==== Record set ====

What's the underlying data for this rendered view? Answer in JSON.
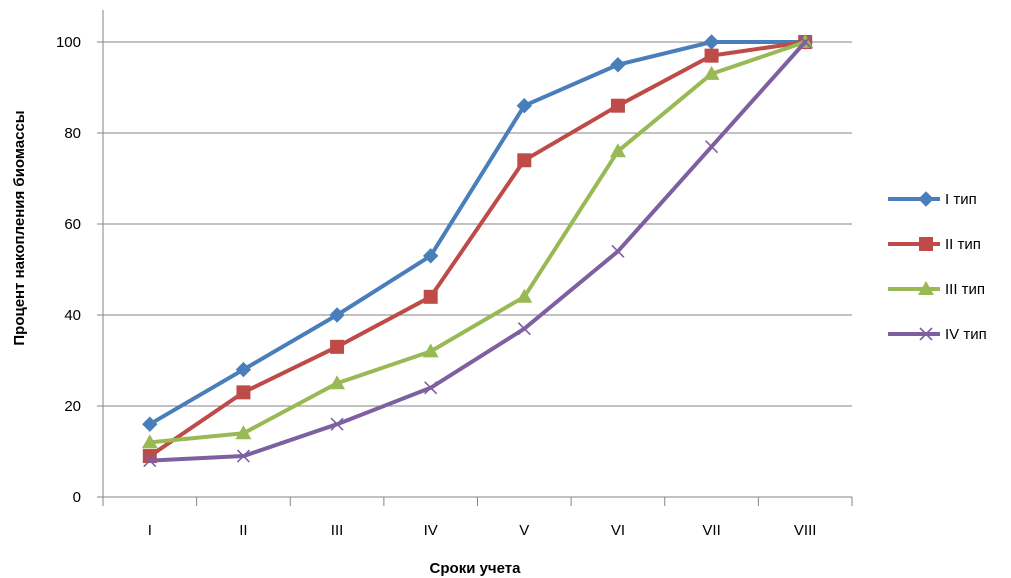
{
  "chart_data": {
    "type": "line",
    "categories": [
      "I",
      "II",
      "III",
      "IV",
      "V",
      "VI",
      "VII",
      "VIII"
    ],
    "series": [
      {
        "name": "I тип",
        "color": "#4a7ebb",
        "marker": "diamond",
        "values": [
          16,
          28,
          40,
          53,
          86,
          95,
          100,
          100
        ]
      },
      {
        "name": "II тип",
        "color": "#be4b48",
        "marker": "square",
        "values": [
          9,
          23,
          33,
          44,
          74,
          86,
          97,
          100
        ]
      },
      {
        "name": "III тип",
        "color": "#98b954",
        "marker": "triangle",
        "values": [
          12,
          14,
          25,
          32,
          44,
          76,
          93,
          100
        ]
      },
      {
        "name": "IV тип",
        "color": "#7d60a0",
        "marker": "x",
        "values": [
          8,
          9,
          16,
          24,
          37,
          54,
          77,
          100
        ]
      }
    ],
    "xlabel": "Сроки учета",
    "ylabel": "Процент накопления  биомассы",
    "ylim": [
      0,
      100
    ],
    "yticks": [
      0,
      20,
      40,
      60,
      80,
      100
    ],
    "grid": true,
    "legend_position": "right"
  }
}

====

** Stated problem **
All of the records above must be copied exactly, except for the pictures.

** Solution to the problem **
What's the underlying data for this rendered view? Answer in JSON.
{
  "chart_data": {
    "type": "line",
    "categories": [
      "I",
      "II",
      "III",
      "IV",
      "V",
      "VI",
      "VII",
      "VIII"
    ],
    "series": [
      {
        "name": "I тип",
        "color": "#4a7ebb",
        "marker": "diamond",
        "values": [
          16,
          28,
          40,
          53,
          86,
          95,
          100,
          100
        ]
      },
      {
        "name": "II тип",
        "color": "#be4b48",
        "marker": "square",
        "values": [
          9,
          23,
          33,
          44,
          74,
          86,
          97,
          100
        ]
      },
      {
        "name": "III тип",
        "color": "#98b954",
        "marker": "triangle",
        "values": [
          12,
          14,
          25,
          32,
          44,
          76,
          93,
          100
        ]
      },
      {
        "name": "IV тип",
        "color": "#7d60a0",
        "marker": "x",
        "values": [
          8,
          9,
          16,
          24,
          37,
          54,
          77,
          100
        ]
      }
    ],
    "xlabel": "Сроки учета",
    "ylabel": "Процент накопления  биомассы",
    "ylim": [
      0,
      100
    ],
    "yticks": [
      0,
      20,
      40,
      60,
      80,
      100
    ],
    "grid": true,
    "legend_position": "right"
  }
}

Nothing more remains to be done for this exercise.